═════ Documento fuente

La Justicia embarga a Díaz Ferrán y a los nuevos dueños de Marsans
El Juzgado de lo Mercantil número 12 de Madrid dictó el embargo preventivo de los bienes de Gerardo Díaz Ferrán, presidente de la CEOE, y su socio, Gonzalo Pascual, para cubrir el déficit patrimonial de 417,3 millones de euros que acumula Viajes Marsans, porque pueden resultar culpables del concurso de acreedores en que se encuentra el grupo turístico.
La juez también ordenó el embargo de la empresa especializada en quiebras a la que Ferrán traspasó el negocio, Posibilitumm Business (de Ángel de Cabo) por hallar indicios de que "su conducta ha supuesto un agravamiento de la insolvencia". Según publica el diario El País, la indemnización que podría cobrar si gana el pelito que tiene con el Gobierno argentino por la expropiación de Aerolíneas Argentinas también se embarga.

══════════
═════ Extractos del material

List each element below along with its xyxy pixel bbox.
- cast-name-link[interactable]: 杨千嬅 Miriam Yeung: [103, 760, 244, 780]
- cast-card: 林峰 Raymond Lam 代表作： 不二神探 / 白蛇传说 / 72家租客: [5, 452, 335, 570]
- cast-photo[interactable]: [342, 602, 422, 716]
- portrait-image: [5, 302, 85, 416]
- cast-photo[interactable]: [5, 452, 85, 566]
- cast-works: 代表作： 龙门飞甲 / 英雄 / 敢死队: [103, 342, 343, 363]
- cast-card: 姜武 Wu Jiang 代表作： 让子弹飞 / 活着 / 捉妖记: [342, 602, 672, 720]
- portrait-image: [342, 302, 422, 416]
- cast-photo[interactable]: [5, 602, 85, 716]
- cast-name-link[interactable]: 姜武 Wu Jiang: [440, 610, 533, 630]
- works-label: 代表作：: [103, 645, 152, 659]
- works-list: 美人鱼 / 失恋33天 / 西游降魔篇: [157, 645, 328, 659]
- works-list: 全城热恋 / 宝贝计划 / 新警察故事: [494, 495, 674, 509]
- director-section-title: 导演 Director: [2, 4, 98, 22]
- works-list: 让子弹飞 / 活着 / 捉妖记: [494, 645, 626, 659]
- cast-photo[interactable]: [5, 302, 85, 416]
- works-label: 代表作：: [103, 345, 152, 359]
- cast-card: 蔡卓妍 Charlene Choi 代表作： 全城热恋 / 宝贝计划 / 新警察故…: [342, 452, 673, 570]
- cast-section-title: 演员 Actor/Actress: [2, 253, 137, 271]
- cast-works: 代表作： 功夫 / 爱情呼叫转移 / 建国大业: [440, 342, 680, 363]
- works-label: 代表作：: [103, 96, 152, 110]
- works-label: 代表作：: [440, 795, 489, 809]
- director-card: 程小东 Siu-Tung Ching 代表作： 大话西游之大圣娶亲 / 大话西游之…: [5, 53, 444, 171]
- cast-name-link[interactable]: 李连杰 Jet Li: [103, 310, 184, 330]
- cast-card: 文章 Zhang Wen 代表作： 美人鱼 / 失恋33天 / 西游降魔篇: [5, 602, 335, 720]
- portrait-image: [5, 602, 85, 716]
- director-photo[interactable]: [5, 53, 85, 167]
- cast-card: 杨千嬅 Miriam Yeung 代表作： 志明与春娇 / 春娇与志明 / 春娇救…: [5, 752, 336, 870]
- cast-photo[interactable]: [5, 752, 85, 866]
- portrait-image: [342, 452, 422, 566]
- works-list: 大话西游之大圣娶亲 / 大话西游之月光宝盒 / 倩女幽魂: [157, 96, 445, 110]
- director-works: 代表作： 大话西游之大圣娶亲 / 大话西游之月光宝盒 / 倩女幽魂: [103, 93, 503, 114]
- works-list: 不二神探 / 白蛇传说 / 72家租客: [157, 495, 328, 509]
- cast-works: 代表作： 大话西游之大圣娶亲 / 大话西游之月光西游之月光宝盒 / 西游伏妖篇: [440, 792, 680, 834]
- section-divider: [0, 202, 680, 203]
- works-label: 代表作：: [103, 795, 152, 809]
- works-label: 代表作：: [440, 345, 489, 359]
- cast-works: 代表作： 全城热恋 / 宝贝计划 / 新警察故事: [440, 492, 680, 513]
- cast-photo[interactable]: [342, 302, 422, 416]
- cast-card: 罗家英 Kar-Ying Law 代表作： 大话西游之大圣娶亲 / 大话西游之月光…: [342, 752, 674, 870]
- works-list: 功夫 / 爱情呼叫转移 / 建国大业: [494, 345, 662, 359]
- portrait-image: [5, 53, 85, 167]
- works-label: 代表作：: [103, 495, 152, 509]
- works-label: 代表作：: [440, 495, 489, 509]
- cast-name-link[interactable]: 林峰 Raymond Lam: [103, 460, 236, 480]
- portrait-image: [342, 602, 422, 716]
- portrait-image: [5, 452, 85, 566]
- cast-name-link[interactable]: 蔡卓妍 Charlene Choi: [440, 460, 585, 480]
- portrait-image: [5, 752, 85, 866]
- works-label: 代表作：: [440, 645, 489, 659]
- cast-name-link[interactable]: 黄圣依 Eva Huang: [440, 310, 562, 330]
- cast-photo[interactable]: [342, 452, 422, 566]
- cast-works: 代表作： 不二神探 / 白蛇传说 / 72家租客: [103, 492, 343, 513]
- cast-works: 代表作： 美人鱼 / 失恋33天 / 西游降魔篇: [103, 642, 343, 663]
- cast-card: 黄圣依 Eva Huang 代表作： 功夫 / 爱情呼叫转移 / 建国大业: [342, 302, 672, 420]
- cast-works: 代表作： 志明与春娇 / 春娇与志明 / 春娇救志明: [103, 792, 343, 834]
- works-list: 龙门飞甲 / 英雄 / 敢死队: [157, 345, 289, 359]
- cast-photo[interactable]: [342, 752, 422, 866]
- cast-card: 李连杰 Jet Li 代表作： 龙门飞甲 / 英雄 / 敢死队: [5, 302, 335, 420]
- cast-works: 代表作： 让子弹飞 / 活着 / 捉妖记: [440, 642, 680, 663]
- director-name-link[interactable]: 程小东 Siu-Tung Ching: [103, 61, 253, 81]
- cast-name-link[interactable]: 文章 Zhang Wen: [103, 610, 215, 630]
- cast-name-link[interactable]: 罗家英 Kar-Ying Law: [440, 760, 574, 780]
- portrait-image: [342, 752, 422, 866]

══════════

**Conjunto de tareas**
1. En la noticia sobre el embargo a Díaz Ferrán, ¿qué juzgado dictó el embargo preventivo?
2. Según la noticia sobre el embargo a Díaz Ferrán, ¿por qué se embargaron los bienes de Gerardo Díaz Ferrán y Gonzalo Pascual?

**Respuestas por tarea**
1. El Juzgado de lo Mercantil número 12 de Madrid.

2. El embargo preventivo busca cubrir el déficit patrimonial de 417,3 millones de euros que acumula Viajes Marsans. Se dictó porque ambos pueden resultar culpables del concurso de acreedores en que se encuentra el grupo turístico.